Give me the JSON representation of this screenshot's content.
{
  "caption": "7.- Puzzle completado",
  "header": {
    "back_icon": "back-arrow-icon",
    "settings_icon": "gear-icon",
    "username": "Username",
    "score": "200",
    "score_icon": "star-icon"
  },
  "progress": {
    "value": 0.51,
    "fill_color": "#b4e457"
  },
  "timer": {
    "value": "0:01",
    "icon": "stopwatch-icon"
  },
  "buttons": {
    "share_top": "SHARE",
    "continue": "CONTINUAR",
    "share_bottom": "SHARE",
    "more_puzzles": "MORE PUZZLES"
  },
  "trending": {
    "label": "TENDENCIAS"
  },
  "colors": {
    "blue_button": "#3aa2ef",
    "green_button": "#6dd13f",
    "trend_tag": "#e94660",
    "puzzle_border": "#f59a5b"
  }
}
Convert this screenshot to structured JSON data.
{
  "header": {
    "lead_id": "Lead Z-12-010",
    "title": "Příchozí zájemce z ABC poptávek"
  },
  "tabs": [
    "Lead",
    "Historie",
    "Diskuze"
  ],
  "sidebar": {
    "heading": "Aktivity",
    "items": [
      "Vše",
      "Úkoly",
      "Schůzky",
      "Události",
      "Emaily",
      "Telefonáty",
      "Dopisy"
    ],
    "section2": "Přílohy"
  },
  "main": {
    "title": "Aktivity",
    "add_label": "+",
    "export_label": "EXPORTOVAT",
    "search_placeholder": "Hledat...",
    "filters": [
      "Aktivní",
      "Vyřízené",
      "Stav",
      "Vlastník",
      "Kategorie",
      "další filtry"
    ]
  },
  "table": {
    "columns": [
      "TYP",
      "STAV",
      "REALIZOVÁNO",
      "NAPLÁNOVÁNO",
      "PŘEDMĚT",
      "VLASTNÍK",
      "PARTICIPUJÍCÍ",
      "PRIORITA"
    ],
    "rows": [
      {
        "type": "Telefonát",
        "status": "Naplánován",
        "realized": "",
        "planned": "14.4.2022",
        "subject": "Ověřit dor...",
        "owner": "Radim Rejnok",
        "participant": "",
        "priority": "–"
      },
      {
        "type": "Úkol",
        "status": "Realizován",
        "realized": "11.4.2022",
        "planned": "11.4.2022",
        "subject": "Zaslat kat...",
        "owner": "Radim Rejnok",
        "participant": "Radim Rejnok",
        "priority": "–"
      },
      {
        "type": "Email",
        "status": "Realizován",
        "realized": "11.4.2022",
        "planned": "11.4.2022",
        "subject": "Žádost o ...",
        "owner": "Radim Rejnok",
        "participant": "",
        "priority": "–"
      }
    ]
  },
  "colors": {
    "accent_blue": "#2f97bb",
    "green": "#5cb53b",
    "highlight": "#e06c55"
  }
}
++++++
Each line of the material should be echoed exactly.

Give me the JSON representation of this screenshot's content.
{
  "caption": "7.- Puzzle completado",
  "header": {
    "back_icon": "back-arrow-icon",
    "settings_icon": "gear-icon",
    "username": "Username",
    "score": "200",
    "score_icon": "star-icon"
  },
  "progress": {
    "value": 0.51,
    "fill_color": "#b4e457"
  },
  "timer": {
    "value": "0:01",
    "icon": "stopwatch-icon"
  },
  "buttons": {
    "share_top": "SHARE",
    "continue": "CONTINUAR",
    "share_bottom": "SHARE",
    "more_puzzles": "MORE PUZZLES"
  },
  "trending": {
    "label": "TENDENCIAS"
  },
  "colors": {
    "blue_button": "#3aa2ef",
    "green_button": "#6dd13f",
    "trend_tag": "#e94660",
    "puzzle_border": "#f59a5b"
  }
}
Convert this screenshot to structured JSON data.
{
  "header": {
    "lead_id": "Lead Z-12-010",
    "title": "Příchozí zájemce z ABC poptávek"
  },
  "tabs": [
    "Lead",
    "Historie",
    "Diskuze"
  ],
  "sidebar": {
    "heading": "Aktivity",
    "items": [
      "Vše",
      "Úkoly",
      "Schůzky",
      "Události",
      "Emaily",
      "Telefonáty",
      "Dopisy"
    ],
    "section2": "Přílohy"
  },
  "main": {
    "title": "Aktivity",
    "add_label": "+",
    "export_label": "EXPORTOVAT",
    "search_placeholder": "Hledat...",
    "filters": [
      "Aktivní",
      "Vyřízené",
      "Stav",
      "Vlastník",
      "Kategorie",
      "další filtry"
    ]
  },
  "table": {
    "columns": [
      "TYP",
      "STAV",
      "REALIZOVÁNO",
      "NAPLÁNOVÁNO",
      "PŘEDMĚT",
      "VLASTNÍK",
      "PARTICIPUJÍCÍ",
      "PRIORITA"
    ],
    "rows": [
      {
        "type": "Telefonát",
        "status": "Naplánován",
        "realized": "",
        "planned": "14.4.2022",
        "subject": "Ověřit dor...",
        "owner": "Radim Rejnok",
        "participant": "",
        "priority": "–"
      },
      {
        "type": "Úkol",
        "status": "Realizován",
        "realized": "11.4.2022",
        "planned": "11.4.2022",
        "subject": "Zaslat kat...",
        "owner": "Radim Rejnok",
        "participant": "Radim Rejnok",
        "priority": "–"
      },
      {
        "type": "Email",
        "status": "Realizován",
        "realized": "11.4.2022",
        "planned": "11.4.2022",
        "subject": "Žádost o ...",
        "owner": "Radim Rejnok",
        "participant": "",
        "priority": "–"
      }
    ]
  },
  "colors": {
    "accent_blue": "#2f97bb",
    "green": "#5cb53b",
    "highlight": "#e06c55"
  }
}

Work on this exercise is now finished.